Reproduce the data exactly.

====== RAW RECORDS

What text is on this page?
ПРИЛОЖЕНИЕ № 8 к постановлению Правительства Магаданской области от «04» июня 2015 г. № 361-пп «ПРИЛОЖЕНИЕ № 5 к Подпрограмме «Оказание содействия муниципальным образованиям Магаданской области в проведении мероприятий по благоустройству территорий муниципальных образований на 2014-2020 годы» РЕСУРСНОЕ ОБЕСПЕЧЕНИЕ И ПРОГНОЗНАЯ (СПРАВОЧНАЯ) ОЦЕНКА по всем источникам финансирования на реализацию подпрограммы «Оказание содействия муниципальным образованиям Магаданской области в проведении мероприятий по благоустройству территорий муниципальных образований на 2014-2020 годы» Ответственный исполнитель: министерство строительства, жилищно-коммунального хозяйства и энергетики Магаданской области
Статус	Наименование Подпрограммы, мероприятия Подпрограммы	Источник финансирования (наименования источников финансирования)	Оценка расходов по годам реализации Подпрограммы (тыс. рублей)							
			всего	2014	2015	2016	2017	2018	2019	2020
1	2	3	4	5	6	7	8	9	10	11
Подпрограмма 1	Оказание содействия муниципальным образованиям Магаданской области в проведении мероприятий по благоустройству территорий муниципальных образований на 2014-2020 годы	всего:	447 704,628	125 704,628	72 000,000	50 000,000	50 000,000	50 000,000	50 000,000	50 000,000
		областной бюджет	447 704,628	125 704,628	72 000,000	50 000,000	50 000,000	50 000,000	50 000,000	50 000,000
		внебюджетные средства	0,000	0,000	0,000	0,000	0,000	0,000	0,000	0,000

============

▶ [RIGHT ANSWER]
What text is on this page?
ПРИЛОЖЕНИЕ № 8 к постановлению Правительства Магаданской области от «04» июня 2015 г. № 361-пп «ПРИЛОЖЕНИЕ № 5 к Подпрограмме «Оказание содействия муниципальным образованиям Магаданской области в проведении мероприятий по благоустройству территорий муниципальных образований на 2014-2020 годы» РЕСУРСНОЕ ОБЕСПЕЧЕНИЕ И ПРОГНОЗНАЯ (СПРАВОЧНАЯ) ОЦЕНКА по всем источникам финансирования на реализацию подпрограммы «Оказание содействия муниципальным образованиям Магаданской области в проведении мероприятий по благоустройству территорий муниципальных образований на 2014-2020 годы» Ответственный исполнитель: министерство строительства, жилищно-коммунального хозяйства и энергетики Магаданской области
Статус	Наименование Подпрограммы, мероприятия Подпрограммы	Источник финансирования (наименования источников финансирования)	Оценка расходов по годам реализации Подпрограммы (тыс. рублей)							
			всего	2014	2015	2016	2017	2018	2019	2020
1	2	3	4	5	6	7	8	9	10	11
Подпрограмма 1	Оказание содействия муниципальным образованиям Магаданской области в проведении мероприятий по благоустройству территорий муниципальных образований на 2014-2020 годы	всего:	447 704,628	125 704,628	72 000,000	50 000,000	50 000,000	50 000,000	50 000,000	50 000,000
		областной бюджет	447 704,628	125 704,628	72 000,000	50 000,000	50 000,000	50 000,000	50 000,000	50 000,000
		внебюджетные средства	0,000	0,000	0,000	0,000	0,000	0,000	0,000	0,000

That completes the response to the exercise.